→ **SHORT TASK**
Leaving out the pictures, transcribe all of the records faithfully.

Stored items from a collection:

===

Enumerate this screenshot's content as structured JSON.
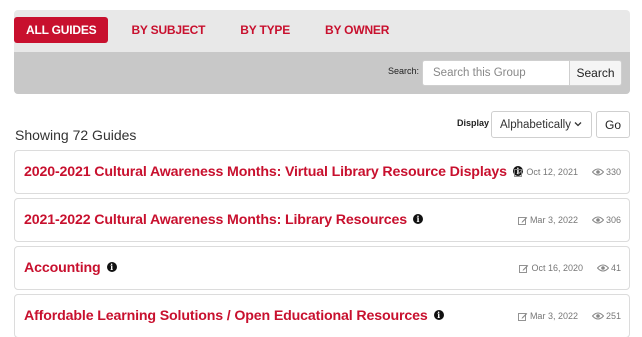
{
  "nav": {
    "tabs": [
      {
        "label": "ALL GUIDES",
        "active": true
      },
      {
        "label": "BY SUBJECT",
        "active": false
      },
      {
        "label": "BY TYPE",
        "active": false
      },
      {
        "label": "BY OWNER",
        "active": false
      }
    ]
  },
  "search": {
    "label": "Search:",
    "placeholder": "Search this Group",
    "button": "Search"
  },
  "summary": {
    "showing": "Showing 72 Guides"
  },
  "display": {
    "label": "Display",
    "selected": "Alphabetically",
    "go": "Go"
  },
  "guides": [
    {
      "title": "2020-2021 Cultural Awareness Months: Virtual Library Resource Displays",
      "updated": "Oct 12, 2021",
      "views": "330"
    },
    {
      "title": "2021-2022 Cultural Awareness Months: Library Resources",
      "updated": "Mar 3, 2022",
      "views": "306"
    },
    {
      "title": "Accounting",
      "updated": "Oct 16, 2020",
      "views": "41"
    },
    {
      "title": "Affordable Learning Solutions / Open Educational Resources",
      "updated": "Mar 3, 2022",
      "views": "251"
    }
  ],
  "colors": {
    "accent": "#c8102e",
    "panel": "#e8e8e8",
    "search_bar": "#c8c8c8"
  },
  "icons": {
    "info": "info-icon",
    "edit": "edit-icon",
    "views": "eye-icon",
    "select": "chevron-down-icon"
  }
}
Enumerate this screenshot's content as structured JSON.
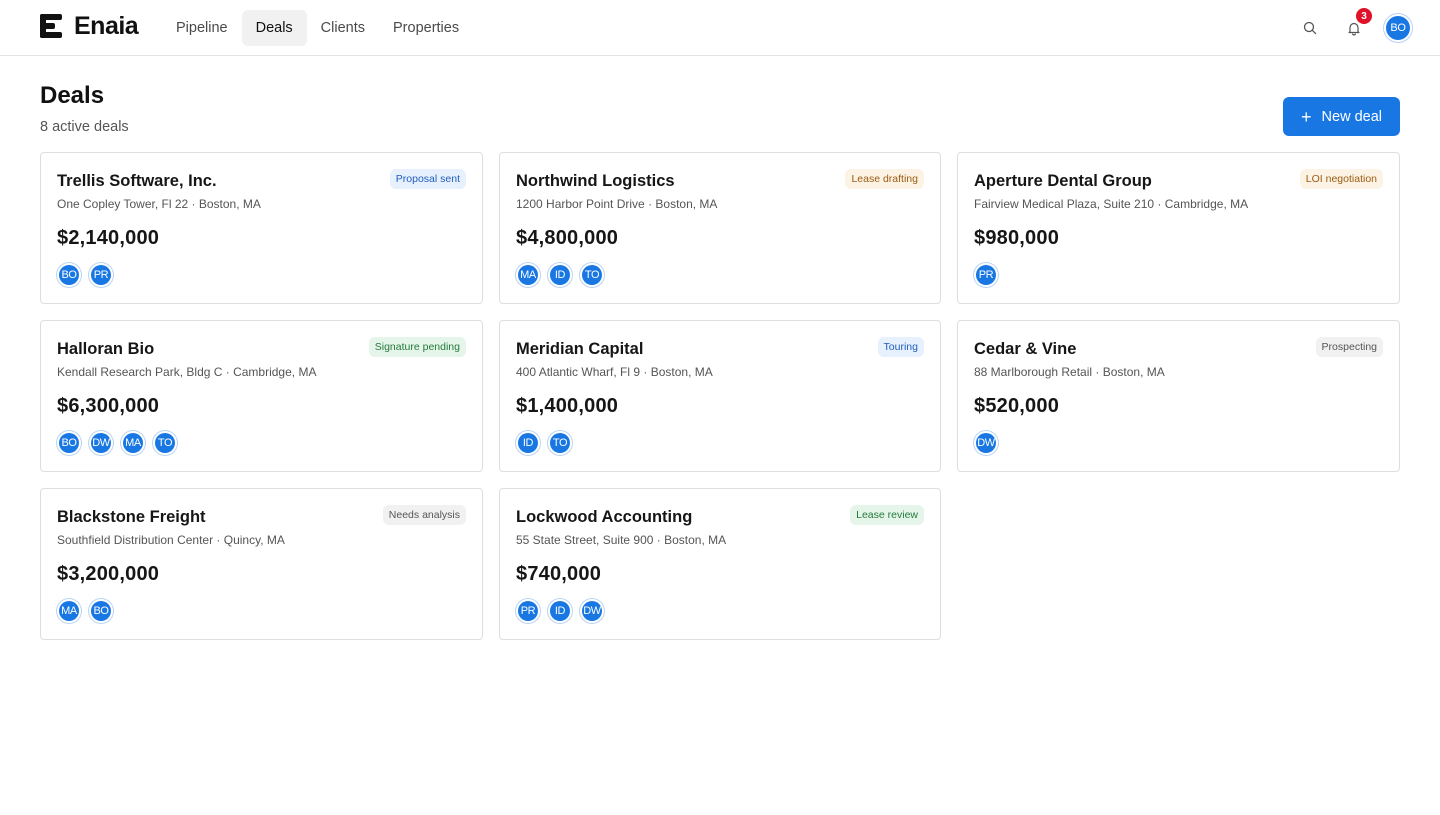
{
  "app": {
    "name": "Enaia"
  },
  "nav": {
    "tabs": [
      {
        "label": "Pipeline"
      },
      {
        "label": "Deals"
      },
      {
        "label": "Clients"
      },
      {
        "label": "Properties"
      }
    ]
  },
  "topbar": {
    "search_icon": "search-icon",
    "bell_icon": "bell-icon",
    "notification_count": "3",
    "user_initials": "BO"
  },
  "header": {
    "title": "Deals",
    "subtitle": "8 active deals",
    "new_deal_label": "New deal",
    "new_deal_icon": "plus-icon"
  },
  "colors": {
    "accent": "#1877e3",
    "notification": "#e0122a"
  },
  "deals": [
    {
      "name": "Trellis Software, Inc.",
      "address": "One Copley Tower, Fl 22 · Boston, MA",
      "value": "$2,140,000",
      "status": "Proposal sent",
      "status_bg": "#e7f0fd",
      "status_fg": "#1f5fbf",
      "team": [
        "BO",
        "PR"
      ]
    },
    {
      "name": "Northwind Logistics",
      "address": "1200 Harbor Point Drive · Boston, MA",
      "value": "$4,800,000",
      "status": "Lease drafting",
      "status_bg": "#fdf3e4",
      "status_fg": "#9a5b12",
      "team": [
        "MA",
        "ID",
        "TO"
      ]
    },
    {
      "name": "Aperture Dental Group",
      "address": "Fairview Medical Plaza, Suite 210 · Cambridge, MA",
      "value": "$980,000",
      "status": "LOI negotiation",
      "status_bg": "#fdf3e4",
      "status_fg": "#9a5b12",
      "team": [
        "PR"
      ]
    },
    {
      "name": "Halloran Bio",
      "address": "Kendall Research Park, Bldg C · Cambridge, MA",
      "value": "$6,300,000",
      "status": "Signature pending",
      "status_bg": "#e6f5ea",
      "status_fg": "#237a3b",
      "team": [
        "BO",
        "DW",
        "MA",
        "TO"
      ]
    },
    {
      "name": "Meridian Capital",
      "address": "400 Atlantic Wharf, Fl 9 · Boston, MA",
      "value": "$1,400,000",
      "status": "Touring",
      "status_bg": "#e7f0fd",
      "status_fg": "#1f5fbf",
      "team": [
        "ID",
        "TO"
      ]
    },
    {
      "name": "Cedar & Vine",
      "address": "88 Marlborough Retail · Boston, MA",
      "value": "$520,000",
      "status": "Prospecting",
      "status_bg": "#f1f1f1",
      "status_fg": "#555555",
      "team": [
        "DW"
      ]
    },
    {
      "name": "Blackstone Freight",
      "address": "Southfield Distribution Center · Quincy, MA",
      "value": "$3,200,000",
      "status": "Needs analysis",
      "status_bg": "#f1f1f1",
      "status_fg": "#555555",
      "team": [
        "MA",
        "BO"
      ]
    },
    {
      "name": "Lockwood Accounting",
      "address": "55 State Street, Suite 900 · Boston, MA",
      "value": "$740,000",
      "status": "Lease review",
      "status_bg": "#e6f5ea",
      "status_fg": "#237a3b",
      "team": [
        "PR",
        "ID",
        "DW"
      ]
    }
  ]
}
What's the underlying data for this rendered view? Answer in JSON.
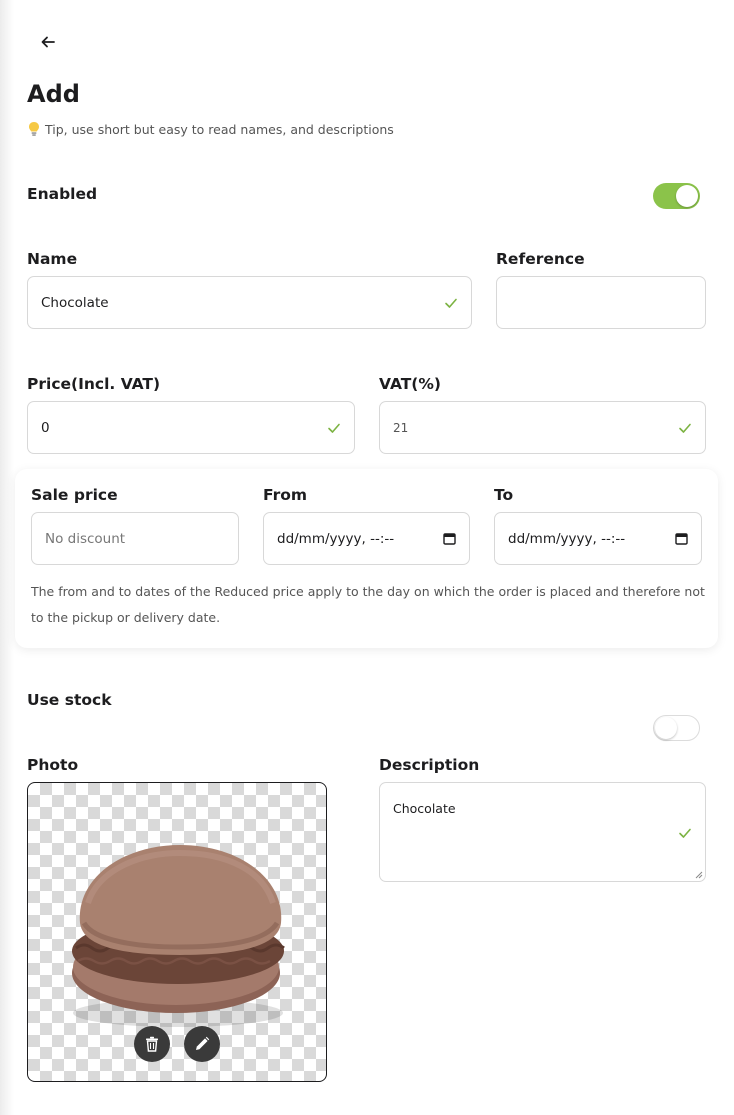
{
  "header": {
    "back_icon": "arrow-left-icon",
    "title": "Add",
    "tip_icon": "lightbulb-icon",
    "tip": "Tip, use short but easy to read names, and descriptions"
  },
  "enabled": {
    "label": "Enabled",
    "on": true
  },
  "name": {
    "label": "Name",
    "value": "Chocolate",
    "valid": true
  },
  "reference": {
    "label": "Reference",
    "value": ""
  },
  "price": {
    "label": "Price(Incl. VAT)",
    "value": "0",
    "valid": true
  },
  "vat": {
    "label": "VAT(%)",
    "value": "21",
    "valid": true
  },
  "sale": {
    "price_label": "Sale price",
    "price_placeholder": "No discount",
    "from_label": "From",
    "from_placeholder": "dd/mm/yyyy, --:--",
    "to_label": "To",
    "to_placeholder": "dd/mm/yyyy, --:--",
    "note": "The from and to dates of the Reduced price apply to the day on which the order is placed and therefore not to the pickup or delivery date."
  },
  "stock": {
    "label": "Use stock",
    "on": false
  },
  "photo": {
    "label": "Photo",
    "delete_icon": "trash-icon",
    "edit_icon": "pencil-icon"
  },
  "description": {
    "label": "Description",
    "value": "Chocolate",
    "valid": true
  },
  "colors": {
    "accent": "#8bc34a",
    "check": "#7cb342",
    "text": "#1d1d1f"
  }
}
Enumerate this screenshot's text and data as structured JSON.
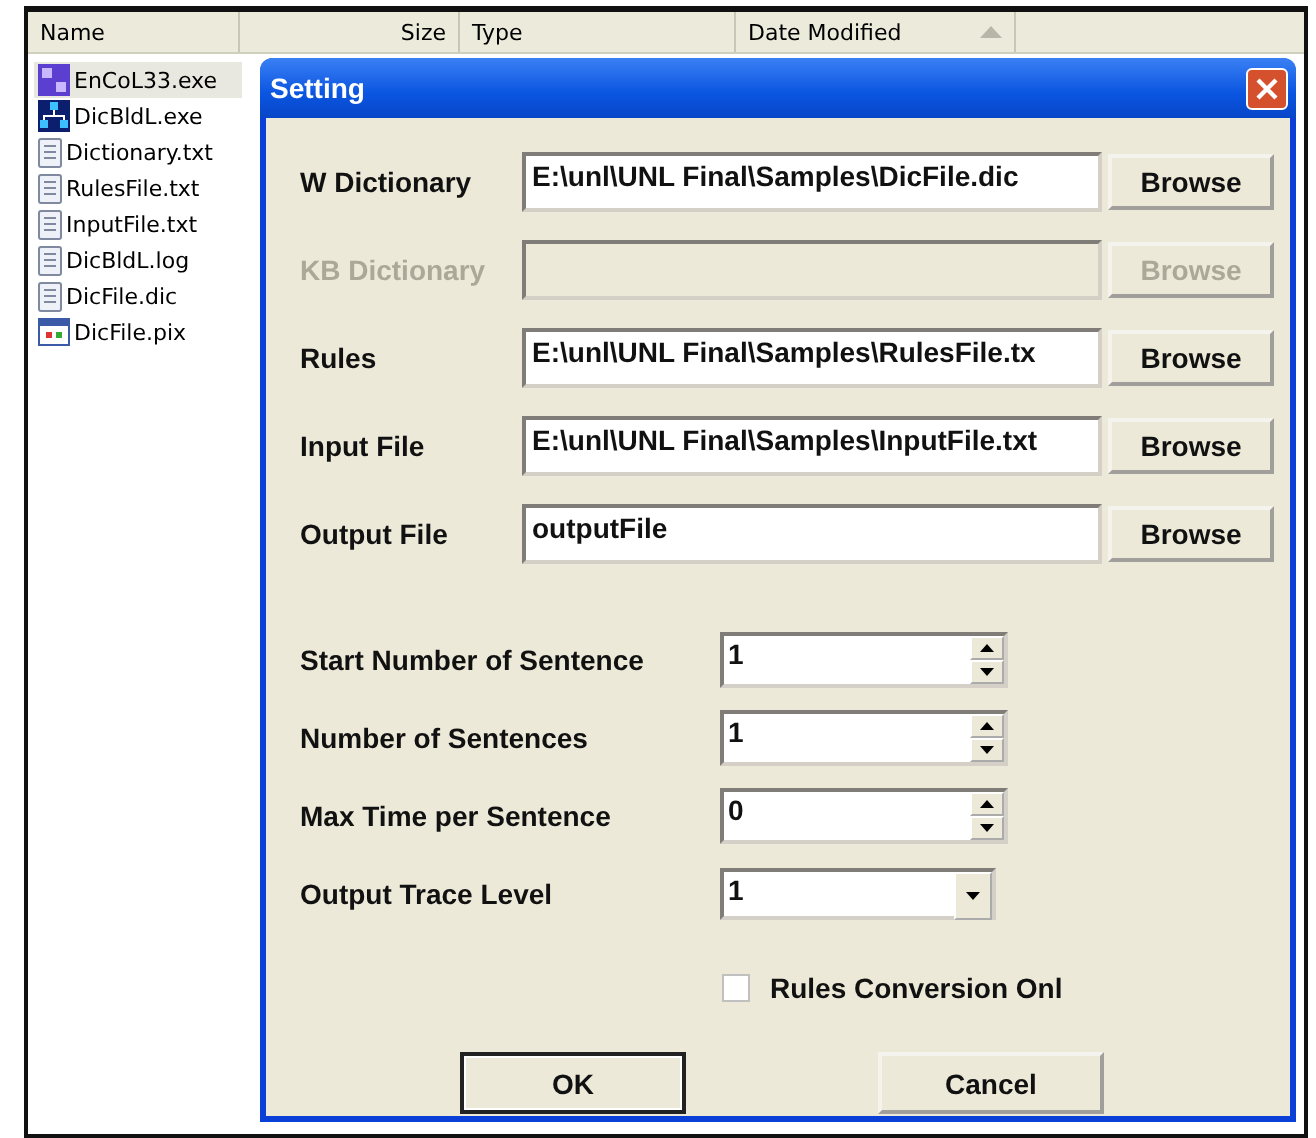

===

→ **TASK SOLUTION**
Enumerate this screenshot's content as structured JSON.
{
  "nav": {
    "tabs": [
      {
        "label": "ALL GUIDES",
        "active": true
      },
      {
        "label": "BY SUBJECT",
        "active": false
      },
      {
        "label": "BY TYPE",
        "active": false
      },
      {
        "label": "BY OWNER",
        "active": false
      }
    ]
  },
  "search": {
    "label": "Search:",
    "placeholder": "Search this Group",
    "button": "Search"
  },
  "summary": {
    "showing": "Showing 72 Guides"
  },
  "display": {
    "label": "Display",
    "selected": "Alphabetically",
    "go": "Go"
  },
  "guides": [
    {
      "title": "2020-2021 Cultural Awareness Months: Virtual Library Resource Displays",
      "updated": "Oct 12, 2021",
      "views": "330"
    },
    {
      "title": "2021-2022 Cultural Awareness Months: Library Resources",
      "updated": "Mar 3, 2022",
      "views": "306"
    },
    {
      "title": "Accounting",
      "updated": "Oct 16, 2020",
      "views": "41"
    },
    {
      "title": "Affordable Learning Solutions / Open Educational Resources",
      "updated": "Mar 3, 2022",
      "views": "251"
    }
  ],
  "colors": {
    "accent": "#c8102e",
    "panel": "#e8e8e8",
    "search_bar": "#c8c8c8"
  },
  "icons": {
    "info": "info-icon",
    "edit": "edit-icon",
    "views": "eye-icon",
    "select": "chevron-down-icon"
  }
}
Enumerate this screenshot's content as structured JSON.
{
  "app": {
    "name": "Enaia"
  },
  "nav": {
    "tabs": [
      {
        "label": "Pipeline"
      },
      {
        "label": "Deals"
      },
      {
        "label": "Clients"
      },
      {
        "label": "Properties"
      }
    ]
  },
  "topbar": {
    "search_icon": "search-icon",
    "bell_icon": "bell-icon",
    "notification_count": "3",
    "user_initials": "BO"
  },
  "header": {
    "title": "Deals",
    "subtitle": "8 active deals",
    "new_deal_label": "New deal",
    "new_deal_icon": "plus-icon"
  },
  "colors": {
    "accent": "#1877e3",
    "notification": "#e0122a"
  },
  "deals": [
    {
      "name": "Trellis Software, Inc.",
      "address": "One Copley Tower, Fl 22 · Boston, MA",
      "value": "$2,140,000",
      "status": "Proposal sent",
      "status_bg": "#e7f0fd",
      "status_fg": "#1f5fbf",
      "team": [
        "BO",
        "PR"
      ]
    },
    {
      "name": "Northwind Logistics",
      "address": "1200 Harbor Point Drive · Boston, MA",
      "value": "$4,800,000",
      "status": "Lease drafting",
      "status_bg": "#fdf3e4",
      "status_fg": "#9a5b12",
      "team": [
        "MA",
        "ID",
        "TO"
      ]
    },
    {
      "name": "Aperture Dental Group",
      "address": "Fairview Medical Plaza, Suite 210 · Cambridge, MA",
      "value": "$980,000",
      "status": "LOI negotiation",
      "status_bg": "#fdf3e4",
      "status_fg": "#9a5b12",
      "team": [
        "PR"
      ]
    },
    {
      "name": "Halloran Bio",
      "address": "Kendall Research Park, Bldg C · Cambridge, MA",
      "value": "$6,300,000",
      "status": "Signature pending",
      "status_bg": "#e6f5ea",
      "status_fg": "#237a3b",
      "team": [
        "BO",
        "DW",
        "MA",
        "TO"
      ]
    },
    {
      "name": "Meridian Capital",
      "address": "400 Atlantic Wharf, Fl 9 · Boston, MA",
      "value": "$1,400,000",
      "status": "Touring",
      "status_bg": "#e7f0fd",
      "status_fg": "#1f5fbf",
      "team": [
        "ID",
        "TO"
      ]
    },
    {
      "name": "Cedar & Vine",
      "address": "88 Marlborough Retail · Boston, MA",
      "value": "$520,000",
      "status": "Prospecting",
      "status_bg": "#f1f1f1",
      "status_fg": "#555555",
      "team": [
        "DW"
      ]
    },
    {
      "name": "Blackstone Freight",
      "address": "Southfield Distribution Center · Quincy, MA",
      "value": "$3,200,000",
      "status": "Needs analysis",
      "status_bg": "#f1f1f1",
      "status_fg": "#555555",
      "team": [
        "MA",
        "BO"
      ]
    },
    {
      "name": "Lockwood Accounting",
      "address": "55 State Street, Suite 900 · Boston, MA",
      "value": "$740,000",
      "status": "Lease review",
      "status_bg": "#e6f5ea",
      "status_fg": "#237a3b",
      "team": [
        "PR",
        "ID",
        "DW"
      ]
    }
  ]
}
What's the underlying data for this rendered view? Answer in JSON.
{
  "header": {
    "back_icon": "arrow-left-icon",
    "title": "Add",
    "tip_icon": "lightbulb-icon",
    "tip": "Tip, use short but easy to read names, and descriptions"
  },
  "enabled": {
    "label": "Enabled",
    "on": true
  },
  "name": {
    "label": "Name",
    "value": "Chocolate",
    "valid": true
  },
  "reference": {
    "label": "Reference",
    "value": ""
  },
  "price": {
    "label": "Price(Incl. VAT)",
    "value": "0",
    "valid": true
  },
  "vat": {
    "label": "VAT(%)",
    "value": "21",
    "valid": true
  },
  "sale": {
    "price_label": "Sale price",
    "price_placeholder": "No discount",
    "from_label": "From",
    "from_placeholder": "dd/mm/yyyy, --:--",
    "to_label": "To",
    "to_placeholder": "dd/mm/yyyy, --:--",
    "note": "The from and to dates of the Reduced price apply to the day on which the order is placed and therefore not to the pickup or delivery date."
  },
  "stock": {
    "label": "Use stock",
    "on": false
  },
  "photo": {
    "label": "Photo",
    "delete_icon": "trash-icon",
    "edit_icon": "pencil-icon"
  },
  "description": {
    "label": "Description",
    "value": "Chocolate",
    "valid": true
  },
  "colors": {
    "accent": "#8bc34a",
    "check": "#7cb342",
    "text": "#1d1d1f"
  }
}
Enumerate this screenshot's text and data as structured JSON.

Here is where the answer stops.